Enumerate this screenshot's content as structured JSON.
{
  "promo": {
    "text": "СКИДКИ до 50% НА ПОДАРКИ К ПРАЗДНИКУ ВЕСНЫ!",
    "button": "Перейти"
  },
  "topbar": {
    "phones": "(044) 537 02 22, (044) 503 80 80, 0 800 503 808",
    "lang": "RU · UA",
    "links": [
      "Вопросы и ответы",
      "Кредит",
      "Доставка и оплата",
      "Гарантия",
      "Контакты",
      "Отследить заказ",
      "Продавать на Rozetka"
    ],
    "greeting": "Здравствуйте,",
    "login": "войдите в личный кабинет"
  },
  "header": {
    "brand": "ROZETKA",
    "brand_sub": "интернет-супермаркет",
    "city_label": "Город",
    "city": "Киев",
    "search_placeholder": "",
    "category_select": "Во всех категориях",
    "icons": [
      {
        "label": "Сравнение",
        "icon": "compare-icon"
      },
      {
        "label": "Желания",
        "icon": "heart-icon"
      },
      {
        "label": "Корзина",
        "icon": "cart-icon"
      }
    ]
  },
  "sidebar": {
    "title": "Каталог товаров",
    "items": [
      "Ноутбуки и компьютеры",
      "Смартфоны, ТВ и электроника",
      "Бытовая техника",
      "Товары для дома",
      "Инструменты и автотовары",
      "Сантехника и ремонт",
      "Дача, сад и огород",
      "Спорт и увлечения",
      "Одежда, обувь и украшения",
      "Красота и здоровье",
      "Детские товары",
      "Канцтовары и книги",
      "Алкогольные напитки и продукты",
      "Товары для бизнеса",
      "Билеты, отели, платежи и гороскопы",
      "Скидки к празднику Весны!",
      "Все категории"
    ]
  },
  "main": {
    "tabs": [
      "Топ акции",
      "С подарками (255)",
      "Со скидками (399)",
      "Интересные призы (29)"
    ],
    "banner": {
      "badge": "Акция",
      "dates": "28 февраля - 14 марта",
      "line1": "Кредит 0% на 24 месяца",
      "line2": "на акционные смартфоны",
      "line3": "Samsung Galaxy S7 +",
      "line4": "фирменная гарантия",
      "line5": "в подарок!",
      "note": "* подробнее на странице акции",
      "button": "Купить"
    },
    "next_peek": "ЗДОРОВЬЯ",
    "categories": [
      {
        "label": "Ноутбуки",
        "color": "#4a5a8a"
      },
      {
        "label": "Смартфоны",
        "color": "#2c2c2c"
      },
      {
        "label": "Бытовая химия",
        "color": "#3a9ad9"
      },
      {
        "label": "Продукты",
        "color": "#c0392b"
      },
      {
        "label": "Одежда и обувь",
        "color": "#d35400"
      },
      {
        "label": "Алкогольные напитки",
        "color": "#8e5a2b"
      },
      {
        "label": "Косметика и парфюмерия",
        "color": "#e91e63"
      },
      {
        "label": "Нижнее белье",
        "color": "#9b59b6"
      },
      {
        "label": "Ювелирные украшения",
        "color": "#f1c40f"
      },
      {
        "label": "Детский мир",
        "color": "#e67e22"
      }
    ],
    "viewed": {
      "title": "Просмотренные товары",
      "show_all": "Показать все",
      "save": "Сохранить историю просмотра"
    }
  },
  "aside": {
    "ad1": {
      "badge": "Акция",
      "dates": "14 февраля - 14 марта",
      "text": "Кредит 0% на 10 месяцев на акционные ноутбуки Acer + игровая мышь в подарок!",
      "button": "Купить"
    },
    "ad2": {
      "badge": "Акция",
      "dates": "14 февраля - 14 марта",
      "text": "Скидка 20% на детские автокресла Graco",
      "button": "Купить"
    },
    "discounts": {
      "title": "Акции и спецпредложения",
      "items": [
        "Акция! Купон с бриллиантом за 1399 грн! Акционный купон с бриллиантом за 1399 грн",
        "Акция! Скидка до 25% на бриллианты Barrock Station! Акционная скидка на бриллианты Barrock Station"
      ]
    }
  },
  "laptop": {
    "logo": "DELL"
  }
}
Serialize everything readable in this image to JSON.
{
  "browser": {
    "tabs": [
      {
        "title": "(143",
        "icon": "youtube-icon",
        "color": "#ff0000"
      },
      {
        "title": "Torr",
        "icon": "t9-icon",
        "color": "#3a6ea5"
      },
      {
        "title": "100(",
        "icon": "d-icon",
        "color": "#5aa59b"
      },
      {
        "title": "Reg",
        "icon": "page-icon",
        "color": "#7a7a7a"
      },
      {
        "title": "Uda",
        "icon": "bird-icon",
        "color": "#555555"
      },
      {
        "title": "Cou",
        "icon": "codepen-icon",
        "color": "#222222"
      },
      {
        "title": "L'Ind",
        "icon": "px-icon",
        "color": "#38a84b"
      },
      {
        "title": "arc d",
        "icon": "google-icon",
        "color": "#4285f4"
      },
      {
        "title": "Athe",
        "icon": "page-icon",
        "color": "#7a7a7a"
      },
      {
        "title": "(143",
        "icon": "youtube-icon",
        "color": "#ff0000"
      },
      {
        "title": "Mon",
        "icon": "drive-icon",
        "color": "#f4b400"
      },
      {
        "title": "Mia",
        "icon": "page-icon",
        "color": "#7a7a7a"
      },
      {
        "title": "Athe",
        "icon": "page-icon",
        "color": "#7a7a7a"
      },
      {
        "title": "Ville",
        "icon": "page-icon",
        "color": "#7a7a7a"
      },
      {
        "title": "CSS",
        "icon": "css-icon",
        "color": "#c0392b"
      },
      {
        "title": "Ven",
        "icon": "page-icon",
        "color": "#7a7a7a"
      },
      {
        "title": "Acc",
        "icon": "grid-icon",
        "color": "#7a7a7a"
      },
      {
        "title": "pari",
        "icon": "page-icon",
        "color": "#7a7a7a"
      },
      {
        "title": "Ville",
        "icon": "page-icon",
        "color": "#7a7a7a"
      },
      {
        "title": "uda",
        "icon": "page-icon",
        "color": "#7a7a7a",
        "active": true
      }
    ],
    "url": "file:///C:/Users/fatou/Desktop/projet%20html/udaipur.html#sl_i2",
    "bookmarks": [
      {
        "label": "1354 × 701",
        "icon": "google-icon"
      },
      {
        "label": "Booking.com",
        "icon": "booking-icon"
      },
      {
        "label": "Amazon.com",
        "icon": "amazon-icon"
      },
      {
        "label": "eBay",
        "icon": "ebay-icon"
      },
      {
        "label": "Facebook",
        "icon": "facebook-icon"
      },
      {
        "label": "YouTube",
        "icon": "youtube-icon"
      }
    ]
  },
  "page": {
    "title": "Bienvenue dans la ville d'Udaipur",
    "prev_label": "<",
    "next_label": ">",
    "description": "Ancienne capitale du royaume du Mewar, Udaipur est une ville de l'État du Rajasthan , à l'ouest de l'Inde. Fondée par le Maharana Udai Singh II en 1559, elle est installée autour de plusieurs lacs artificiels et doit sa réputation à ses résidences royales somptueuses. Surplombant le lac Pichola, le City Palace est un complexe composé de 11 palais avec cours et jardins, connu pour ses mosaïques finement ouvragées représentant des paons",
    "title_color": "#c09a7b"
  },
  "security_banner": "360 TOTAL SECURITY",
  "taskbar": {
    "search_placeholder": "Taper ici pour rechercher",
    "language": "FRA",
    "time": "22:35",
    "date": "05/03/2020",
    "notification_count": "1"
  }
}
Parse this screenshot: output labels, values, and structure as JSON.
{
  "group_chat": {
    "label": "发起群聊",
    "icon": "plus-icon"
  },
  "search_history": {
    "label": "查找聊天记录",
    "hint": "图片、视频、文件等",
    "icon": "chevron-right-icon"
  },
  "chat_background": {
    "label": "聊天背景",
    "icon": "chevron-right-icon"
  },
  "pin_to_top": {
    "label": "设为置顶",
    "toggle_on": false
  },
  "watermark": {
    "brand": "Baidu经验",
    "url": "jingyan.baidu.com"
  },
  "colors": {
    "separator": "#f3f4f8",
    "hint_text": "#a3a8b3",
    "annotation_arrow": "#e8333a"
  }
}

WHAT YOU SHOULD DO:
Print the records above exactly as they appear.

RESPONSE:
Enumerate this screenshot's content as structured JSON.
{
  "promo": {
    "text": "СКИДКИ до 50% НА ПОДАРКИ К ПРАЗДНИКУ ВЕСНЫ!",
    "button": "Перейти"
  },
  "topbar": {
    "phones": "(044) 537 02 22, (044) 503 80 80, 0 800 503 808",
    "lang": "RU · UA",
    "links": [
      "Вопросы и ответы",
      "Кредит",
      "Доставка и оплата",
      "Гарантия",
      "Контакты",
      "Отследить заказ",
      "Продавать на Rozetka"
    ],
    "greeting": "Здравствуйте,",
    "login": "войдите в личный кабинет"
  },
  "header": {
    "brand": "ROZETKA",
    "brand_sub": "интернет-супермаркет",
    "city_label": "Город",
    "city": "Киев",
    "search_placeholder": "",
    "category_select": "Во всех категориях",
    "icons": [
      {
        "label": "Сравнение",
        "icon": "compare-icon"
      },
      {
        "label": "Желания",
        "icon": "heart-icon"
      },
      {
        "label": "Корзина",
        "icon": "cart-icon"
      }
    ]
  },
  "sidebar": {
    "title": "Каталог товаров",
    "items": [
      "Ноутбуки и компьютеры",
      "Смартфоны, ТВ и электроника",
      "Бытовая техника",
      "Товары для дома",
      "Инструменты и автотовары",
      "Сантехника и ремонт",
      "Дача, сад и огород",
      "Спорт и увлечения",
      "Одежда, обувь и украшения",
      "Красота и здоровье",
      "Детские товары",
      "Канцтовары и книги",
      "Алкогольные напитки и продукты",
      "Товары для бизнеса",
      "Билеты, отели, платежи и гороскопы",
      "Скидки к празднику Весны!",
      "Все категории"
    ]
  },
  "main": {
    "tabs": [
      "Топ акции",
      "С подарками (255)",
      "Со скидками (399)",
      "Интересные призы (29)"
    ],
    "banner": {
      "badge": "Акция",
      "dates": "28 февраля - 14 марта",
      "line1": "Кредит 0% на 24 месяца",
      "line2": "на акционные смартфоны",
      "line3": "Samsung Galaxy S7 +",
      "line4": "фирменная гарантия",
      "line5": "в подарок!",
      "note": "* подробнее на странице акции",
      "button": "Купить"
    },
    "next_peek": "ЗДОРОВЬЯ",
    "categories": [
      {
        "label": "Ноутбуки",
        "color": "#4a5a8a"
      },
      {
        "label": "Смартфоны",
        "color": "#2c2c2c"
      },
      {
        "label": "Бытовая химия",
        "color": "#3a9ad9"
      },
      {
        "label": "Продукты",
        "color": "#c0392b"
      },
      {
        "label": "Одежда и обувь",
        "color": "#d35400"
      },
      {
        "label": "Алкогольные напитки",
        "color": "#8e5a2b"
      },
      {
        "label": "Косметика и парфюмерия",
        "color": "#e91e63"
      },
      {
        "label": "Нижнее белье",
        "color": "#9b59b6"
      },
      {
        "label": "Ювелирные украшения",
        "color": "#f1c40f"
      },
      {
        "label": "Детский мир",
        "color": "#e67e22"
      }
    ],
    "viewed": {
      "title": "Просмотренные товары",
      "show_all": "Показать все",
      "save": "Сохранить историю просмотра"
    }
  },
  "aside": {
    "ad1": {
      "badge": "Акция",
      "dates": "14 февраля - 14 марта",
      "text": "Кредит 0% на 10 месяцев на акционные ноутбуки Acer + игровая мышь в подарок!",
      "button": "Купить"
    },
    "ad2": {
      "badge": "Акция",
      "dates": "14 февраля - 14 марта",
      "text": "Скидка 20% на детские автокресла Graco",
      "button": "Купить"
    },
    "discounts": {
      "title": "Акции и спецпредложения",
      "items": [
        "Акция! Купон с бриллиантом за 1399 грн! Акционный купон с бриллиантом за 1399 грн",
        "Акция! Скидка до 25% на бриллианты Barrock Station! Акционная скидка на бриллианты Barrock Station"
      ]
    }
  },
  "laptop": {
    "logo": "DELL"
  }
}
Serialize everything readable in this image to JSON.
{
  "browser": {
    "tabs": [
      {
        "title": "(143",
        "icon": "youtube-icon",
        "color": "#ff0000"
      },
      {
        "title": "Torr",
        "icon": "t9-icon",
        "color": "#3a6ea5"
      },
      {
        "title": "100(",
        "icon": "d-icon",
        "color": "#5aa59b"
      },
      {
        "title": "Reg",
        "icon": "page-icon",
        "color": "#7a7a7a"
      },
      {
        "title": "Uda",
        "icon": "bird-icon",
        "color": "#555555"
      },
      {
        "title": "Cou",
        "icon": "codepen-icon",
        "color": "#222222"
      },
      {
        "title": "L'Ind",
        "icon": "px-icon",
        "color": "#38a84b"
      },
      {
        "title": "arc d",
        "icon": "google-icon",
        "color": "#4285f4"
      },
      {
        "title": "Athe",
        "icon": "page-icon",
        "color": "#7a7a7a"
      },
      {
        "title": "(143",
        "icon": "youtube-icon",
        "color": "#ff0000"
      },
      {
        "title": "Mon",
        "icon": "drive-icon",
        "color": "#f4b400"
      },
      {
        "title": "Mia",
        "icon": "page-icon",
        "color": "#7a7a7a"
      },
      {
        "title": "Athe",
        "icon": "page-icon",
        "color": "#7a7a7a"
      },
      {
        "title": "Ville",
        "icon": "page-icon",
        "color": "#7a7a7a"
      },
      {
        "title": "CSS",
        "icon": "css-icon",
        "color": "#c0392b"
      },
      {
        "title": "Ven",
        "icon": "page-icon",
        "color": "#7a7a7a"
      },
      {
        "title": "Acc",
        "icon": "grid-icon",
        "color": "#7a7a7a"
      },
      {
        "title": "pari",
        "icon": "page-icon",
        "color": "#7a7a7a"
      },
      {
        "title": "Ville",
        "icon": "page-icon",
        "color": "#7a7a7a"
      },
      {
        "title": "uda",
        "icon": "page-icon",
        "color": "#7a7a7a",
        "active": true
      }
    ],
    "url": "file:///C:/Users/fatou/Desktop/projet%20html/udaipur.html#sl_i2",
    "bookmarks": [
      {
        "label": "1354 × 701",
        "icon": "google-icon"
      },
      {
        "label": "Booking.com",
        "icon": "booking-icon"
      },
      {
        "label": "Amazon.com",
        "icon": "amazon-icon"
      },
      {
        "label": "eBay",
        "icon": "ebay-icon"
      },
      {
        "label": "Facebook",
        "icon": "facebook-icon"
      },
      {
        "label": "YouTube",
        "icon": "youtube-icon"
      }
    ]
  },
  "page": {
    "title": "Bienvenue dans la ville d'Udaipur",
    "prev_label": "<",
    "next_label": ">",
    "description": "Ancienne capitale du royaume du Mewar, Udaipur est une ville de l'État du Rajasthan , à l'ouest de l'Inde. Fondée par le Maharana Udai Singh II en 1559, elle est installée autour de plusieurs lacs artificiels et doit sa réputation à ses résidences royales somptueuses. Surplombant le lac Pichola, le City Palace est un complexe composé de 11 palais avec cours et jardins, connu pour ses mosaïques finement ouvragées représentant des paons",
    "title_color": "#c09a7b"
  },
  "security_banner": "360 TOTAL SECURITY",
  "taskbar": {
    "search_placeholder": "Taper ici pour rechercher",
    "language": "FRA",
    "time": "22:35",
    "date": "05/03/2020",
    "notification_count": "1"
  }
}
Parse this screenshot: output labels, values, and structure as JSON.
{
  "group_chat": {
    "label": "发起群聊",
    "icon": "plus-icon"
  },
  "search_history": {
    "label": "查找聊天记录",
    "hint": "图片、视频、文件等",
    "icon": "chevron-right-icon"
  },
  "chat_background": {
    "label": "聊天背景",
    "icon": "chevron-right-icon"
  },
  "pin_to_top": {
    "label": "设为置顶",
    "toggle_on": false
  },
  "watermark": {
    "brand": "Baidu经验",
    "url": "jingyan.baidu.com"
  },
  "colors": {
    "separator": "#f3f4f8",
    "hint_text": "#a3a8b3",
    "annotation_arrow": "#e8333a"
  }
}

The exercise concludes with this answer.